§ **EXERCISE PROMPT**:
Print the records below word for word, but leave out the pictures.

§ **DATA FOR THIS TASK**:
───

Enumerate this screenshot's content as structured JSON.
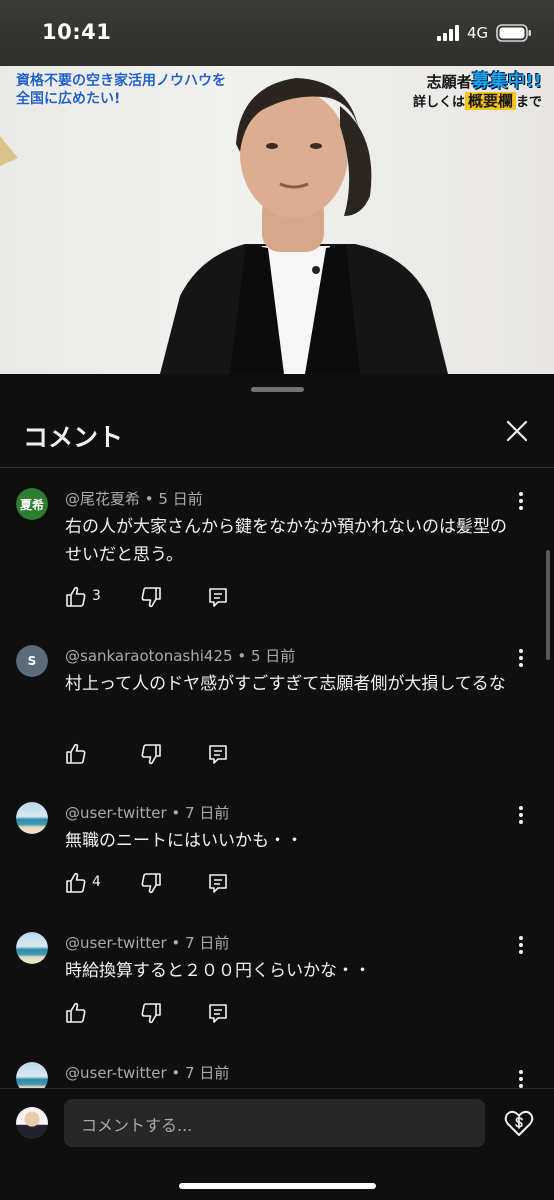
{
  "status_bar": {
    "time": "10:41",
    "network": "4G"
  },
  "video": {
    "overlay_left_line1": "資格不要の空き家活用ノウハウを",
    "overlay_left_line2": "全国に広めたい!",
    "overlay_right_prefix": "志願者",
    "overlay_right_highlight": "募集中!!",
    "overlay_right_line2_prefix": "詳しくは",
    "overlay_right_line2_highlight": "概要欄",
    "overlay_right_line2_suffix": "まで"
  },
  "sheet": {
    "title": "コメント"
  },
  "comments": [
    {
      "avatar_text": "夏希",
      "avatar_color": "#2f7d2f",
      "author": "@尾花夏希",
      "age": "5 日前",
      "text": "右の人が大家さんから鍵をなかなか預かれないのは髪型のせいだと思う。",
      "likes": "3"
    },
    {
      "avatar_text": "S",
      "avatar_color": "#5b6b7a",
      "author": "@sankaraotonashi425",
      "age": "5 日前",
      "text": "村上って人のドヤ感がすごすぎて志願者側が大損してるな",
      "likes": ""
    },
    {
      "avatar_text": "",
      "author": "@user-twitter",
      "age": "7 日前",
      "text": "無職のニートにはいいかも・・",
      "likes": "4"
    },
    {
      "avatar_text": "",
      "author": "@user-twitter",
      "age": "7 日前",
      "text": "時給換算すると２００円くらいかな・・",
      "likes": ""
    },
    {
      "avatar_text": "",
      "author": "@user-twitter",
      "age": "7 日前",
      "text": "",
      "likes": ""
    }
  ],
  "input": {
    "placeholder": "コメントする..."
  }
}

───

§ **RESPONSE**:
Enumerate this screenshot's content as structured JSON.
{
  "status_bar": {
    "time": "10:41",
    "network": "4G"
  },
  "video": {
    "overlay_left_line1": "資格不要の空き家活用ノウハウを",
    "overlay_left_line2": "全国に広めたい!",
    "overlay_right_prefix": "志願者",
    "overlay_right_highlight": "募集中!!",
    "overlay_right_line2_prefix": "詳しくは",
    "overlay_right_line2_highlight": "概要欄",
    "overlay_right_line2_suffix": "まで"
  },
  "sheet": {
    "title": "コメント"
  },
  "comments": [
    {
      "avatar_text": "夏希",
      "avatar_color": "#2f7d2f",
      "author": "@尾花夏希",
      "age": "5 日前",
      "text": "右の人が大家さんから鍵をなかなか預かれないのは髪型のせいだと思う。",
      "likes": "3"
    },
    {
      "avatar_text": "S",
      "avatar_color": "#5b6b7a",
      "author": "@sankaraotonashi425",
      "age": "5 日前",
      "text": "村上って人のドヤ感がすごすぎて志願者側が大損してるな",
      "likes": ""
    },
    {
      "avatar_text": "",
      "author": "@user-twitter",
      "age": "7 日前",
      "text": "無職のニートにはいいかも・・",
      "likes": "4"
    },
    {
      "avatar_text": "",
      "author": "@user-twitter",
      "age": "7 日前",
      "text": "時給換算すると２００円くらいかな・・",
      "likes": ""
    },
    {
      "avatar_text": "",
      "author": "@user-twitter",
      "age": "7 日前",
      "text": "",
      "likes": ""
    }
  ],
  "input": {
    "placeholder": "コメントする..."
  }
}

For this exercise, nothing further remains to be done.